Problem
Filter these entries so that only lines with the word "this" remain.

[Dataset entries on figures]
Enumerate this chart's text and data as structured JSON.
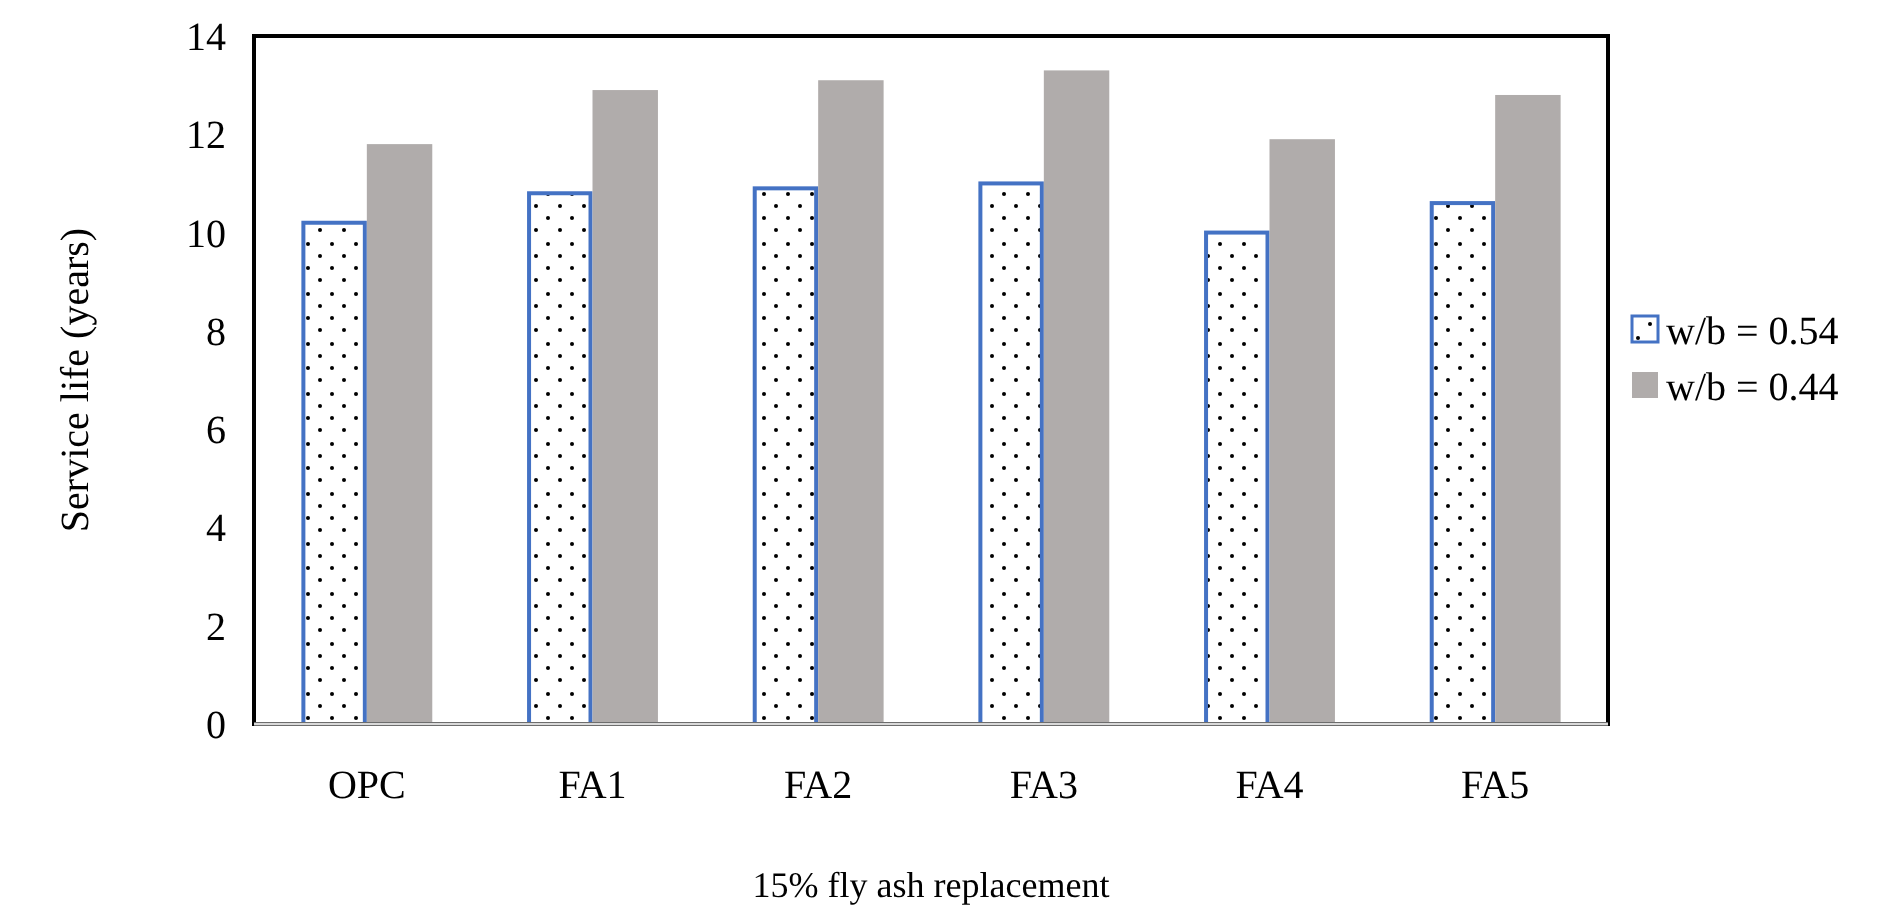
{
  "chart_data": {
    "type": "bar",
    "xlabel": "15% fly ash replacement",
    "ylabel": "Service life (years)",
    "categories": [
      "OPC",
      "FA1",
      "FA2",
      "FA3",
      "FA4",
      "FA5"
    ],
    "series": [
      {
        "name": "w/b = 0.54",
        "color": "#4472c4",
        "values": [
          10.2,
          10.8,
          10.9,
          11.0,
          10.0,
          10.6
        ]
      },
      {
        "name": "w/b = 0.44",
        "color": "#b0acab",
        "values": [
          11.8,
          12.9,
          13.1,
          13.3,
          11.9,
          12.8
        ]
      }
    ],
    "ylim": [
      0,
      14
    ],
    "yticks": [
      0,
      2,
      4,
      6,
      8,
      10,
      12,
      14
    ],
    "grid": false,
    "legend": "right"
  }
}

...

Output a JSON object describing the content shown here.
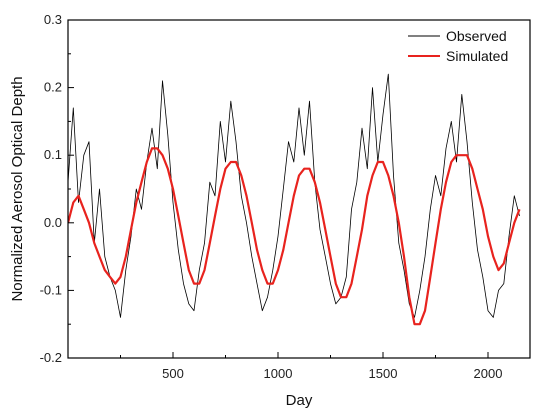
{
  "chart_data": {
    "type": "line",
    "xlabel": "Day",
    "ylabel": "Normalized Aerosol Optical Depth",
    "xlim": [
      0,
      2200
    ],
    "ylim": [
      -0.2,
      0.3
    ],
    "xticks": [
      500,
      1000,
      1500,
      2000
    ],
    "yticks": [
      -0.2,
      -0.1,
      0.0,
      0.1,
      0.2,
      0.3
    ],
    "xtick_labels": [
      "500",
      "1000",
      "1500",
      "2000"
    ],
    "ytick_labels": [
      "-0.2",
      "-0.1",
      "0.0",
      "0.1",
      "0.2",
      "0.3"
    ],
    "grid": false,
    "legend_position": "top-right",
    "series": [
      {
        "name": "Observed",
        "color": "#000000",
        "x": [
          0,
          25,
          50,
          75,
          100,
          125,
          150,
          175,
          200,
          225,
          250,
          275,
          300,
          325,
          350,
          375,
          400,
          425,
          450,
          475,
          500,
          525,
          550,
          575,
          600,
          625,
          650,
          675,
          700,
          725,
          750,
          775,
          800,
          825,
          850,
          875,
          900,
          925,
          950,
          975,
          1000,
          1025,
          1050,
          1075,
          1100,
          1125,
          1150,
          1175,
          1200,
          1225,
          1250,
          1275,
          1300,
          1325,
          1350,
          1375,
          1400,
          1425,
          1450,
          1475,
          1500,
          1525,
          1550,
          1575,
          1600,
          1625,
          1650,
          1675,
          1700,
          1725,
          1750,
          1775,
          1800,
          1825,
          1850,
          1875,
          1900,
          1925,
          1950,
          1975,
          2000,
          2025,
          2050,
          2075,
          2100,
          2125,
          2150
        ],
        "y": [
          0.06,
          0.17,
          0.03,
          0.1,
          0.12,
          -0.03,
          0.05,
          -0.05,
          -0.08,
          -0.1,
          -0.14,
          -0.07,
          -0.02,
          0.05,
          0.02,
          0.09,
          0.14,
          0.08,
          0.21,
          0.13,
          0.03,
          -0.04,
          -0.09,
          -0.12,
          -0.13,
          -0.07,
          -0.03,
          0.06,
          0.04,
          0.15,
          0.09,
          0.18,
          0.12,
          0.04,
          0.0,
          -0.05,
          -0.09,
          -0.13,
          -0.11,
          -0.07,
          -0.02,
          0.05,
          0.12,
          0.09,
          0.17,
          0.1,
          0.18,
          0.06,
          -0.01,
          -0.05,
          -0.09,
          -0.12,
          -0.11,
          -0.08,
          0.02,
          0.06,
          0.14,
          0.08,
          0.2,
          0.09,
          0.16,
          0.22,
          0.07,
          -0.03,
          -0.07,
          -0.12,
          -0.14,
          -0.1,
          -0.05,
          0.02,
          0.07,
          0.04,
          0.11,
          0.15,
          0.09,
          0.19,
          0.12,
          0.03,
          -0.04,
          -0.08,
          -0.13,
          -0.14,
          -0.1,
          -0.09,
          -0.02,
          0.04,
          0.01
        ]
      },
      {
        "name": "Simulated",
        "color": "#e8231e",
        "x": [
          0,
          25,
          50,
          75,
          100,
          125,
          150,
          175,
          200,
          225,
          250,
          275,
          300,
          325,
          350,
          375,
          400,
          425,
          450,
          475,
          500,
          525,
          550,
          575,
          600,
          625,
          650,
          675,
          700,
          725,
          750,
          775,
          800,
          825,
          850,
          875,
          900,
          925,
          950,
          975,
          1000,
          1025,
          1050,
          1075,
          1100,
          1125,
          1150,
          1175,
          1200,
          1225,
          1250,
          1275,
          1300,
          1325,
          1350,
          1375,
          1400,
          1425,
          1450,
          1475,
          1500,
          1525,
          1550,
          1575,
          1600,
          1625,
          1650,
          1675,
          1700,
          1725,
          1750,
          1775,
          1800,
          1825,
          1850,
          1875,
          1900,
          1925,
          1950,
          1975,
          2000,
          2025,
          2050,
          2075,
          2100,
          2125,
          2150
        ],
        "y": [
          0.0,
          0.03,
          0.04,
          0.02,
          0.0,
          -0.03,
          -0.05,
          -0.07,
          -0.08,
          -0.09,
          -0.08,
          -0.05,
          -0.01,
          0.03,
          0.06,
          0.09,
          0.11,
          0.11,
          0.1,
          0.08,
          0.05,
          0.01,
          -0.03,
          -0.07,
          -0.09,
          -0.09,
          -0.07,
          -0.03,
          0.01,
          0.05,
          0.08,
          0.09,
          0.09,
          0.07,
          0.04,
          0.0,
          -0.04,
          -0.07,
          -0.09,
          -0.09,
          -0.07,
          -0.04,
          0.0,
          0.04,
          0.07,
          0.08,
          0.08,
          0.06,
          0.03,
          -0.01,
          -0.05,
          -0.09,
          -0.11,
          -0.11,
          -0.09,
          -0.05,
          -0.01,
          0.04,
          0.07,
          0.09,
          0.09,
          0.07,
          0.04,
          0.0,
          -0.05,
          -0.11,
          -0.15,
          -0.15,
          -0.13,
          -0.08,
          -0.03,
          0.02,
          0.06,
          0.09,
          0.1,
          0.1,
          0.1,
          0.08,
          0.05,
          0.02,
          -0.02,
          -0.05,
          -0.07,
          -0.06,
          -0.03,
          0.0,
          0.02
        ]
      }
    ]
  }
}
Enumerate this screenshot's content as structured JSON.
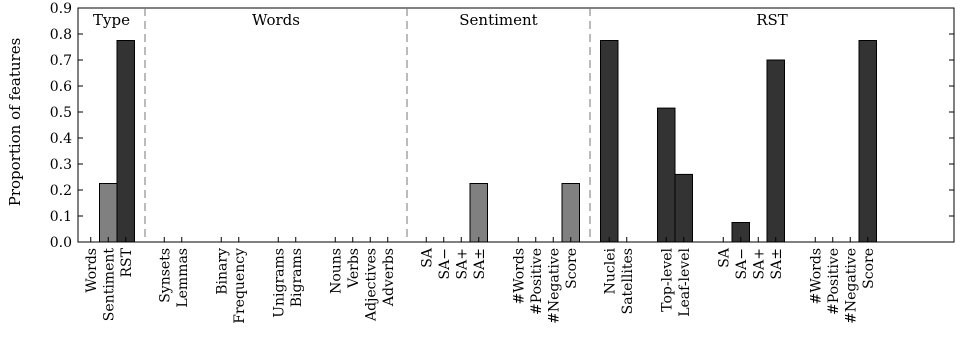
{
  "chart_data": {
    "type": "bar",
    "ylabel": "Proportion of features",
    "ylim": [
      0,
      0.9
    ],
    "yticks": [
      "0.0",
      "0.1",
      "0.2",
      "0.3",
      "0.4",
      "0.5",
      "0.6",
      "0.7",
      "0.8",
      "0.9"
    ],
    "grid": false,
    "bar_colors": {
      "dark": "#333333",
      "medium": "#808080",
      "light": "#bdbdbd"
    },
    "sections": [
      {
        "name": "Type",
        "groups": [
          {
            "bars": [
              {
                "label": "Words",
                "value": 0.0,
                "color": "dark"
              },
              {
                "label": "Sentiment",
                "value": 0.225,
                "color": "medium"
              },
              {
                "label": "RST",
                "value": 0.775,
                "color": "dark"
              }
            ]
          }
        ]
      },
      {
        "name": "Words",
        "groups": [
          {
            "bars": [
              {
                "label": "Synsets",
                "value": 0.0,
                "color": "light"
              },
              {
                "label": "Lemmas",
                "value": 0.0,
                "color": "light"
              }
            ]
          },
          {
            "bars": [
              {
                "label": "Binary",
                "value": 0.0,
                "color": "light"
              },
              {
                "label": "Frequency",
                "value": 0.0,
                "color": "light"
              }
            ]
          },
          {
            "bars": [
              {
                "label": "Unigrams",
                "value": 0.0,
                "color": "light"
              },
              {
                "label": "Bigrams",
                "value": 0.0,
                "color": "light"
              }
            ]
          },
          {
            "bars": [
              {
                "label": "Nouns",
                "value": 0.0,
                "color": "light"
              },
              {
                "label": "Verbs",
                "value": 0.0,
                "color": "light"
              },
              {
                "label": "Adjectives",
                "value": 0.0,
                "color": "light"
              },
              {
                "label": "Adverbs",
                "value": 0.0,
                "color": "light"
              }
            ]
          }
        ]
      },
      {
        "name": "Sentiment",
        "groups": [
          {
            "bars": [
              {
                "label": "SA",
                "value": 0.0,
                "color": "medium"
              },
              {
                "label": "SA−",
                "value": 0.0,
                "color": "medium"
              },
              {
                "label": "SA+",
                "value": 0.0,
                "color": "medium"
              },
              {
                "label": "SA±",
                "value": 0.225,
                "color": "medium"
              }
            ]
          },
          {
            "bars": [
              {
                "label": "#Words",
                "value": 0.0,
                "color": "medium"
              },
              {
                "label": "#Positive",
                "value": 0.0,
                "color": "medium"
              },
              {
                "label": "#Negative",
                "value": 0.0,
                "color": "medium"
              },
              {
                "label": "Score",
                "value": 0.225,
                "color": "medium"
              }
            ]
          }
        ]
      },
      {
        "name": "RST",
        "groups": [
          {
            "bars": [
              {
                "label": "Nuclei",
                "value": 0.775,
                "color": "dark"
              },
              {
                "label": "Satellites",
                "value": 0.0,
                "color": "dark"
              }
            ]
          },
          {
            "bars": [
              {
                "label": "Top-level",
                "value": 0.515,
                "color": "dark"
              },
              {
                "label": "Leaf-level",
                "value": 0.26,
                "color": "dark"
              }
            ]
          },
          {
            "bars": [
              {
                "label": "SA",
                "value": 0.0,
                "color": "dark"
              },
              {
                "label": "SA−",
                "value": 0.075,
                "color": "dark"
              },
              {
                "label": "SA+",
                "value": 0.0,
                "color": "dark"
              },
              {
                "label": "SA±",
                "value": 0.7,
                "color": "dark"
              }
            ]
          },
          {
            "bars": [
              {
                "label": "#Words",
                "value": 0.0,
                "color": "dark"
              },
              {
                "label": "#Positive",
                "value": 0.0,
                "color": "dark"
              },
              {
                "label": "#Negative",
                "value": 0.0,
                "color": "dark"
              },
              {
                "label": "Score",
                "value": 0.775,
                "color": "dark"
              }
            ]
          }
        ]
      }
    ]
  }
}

Written answer
Enumerate this chart's text and data as structured JSON.
Enumerate this screenshot's content as structured JSON.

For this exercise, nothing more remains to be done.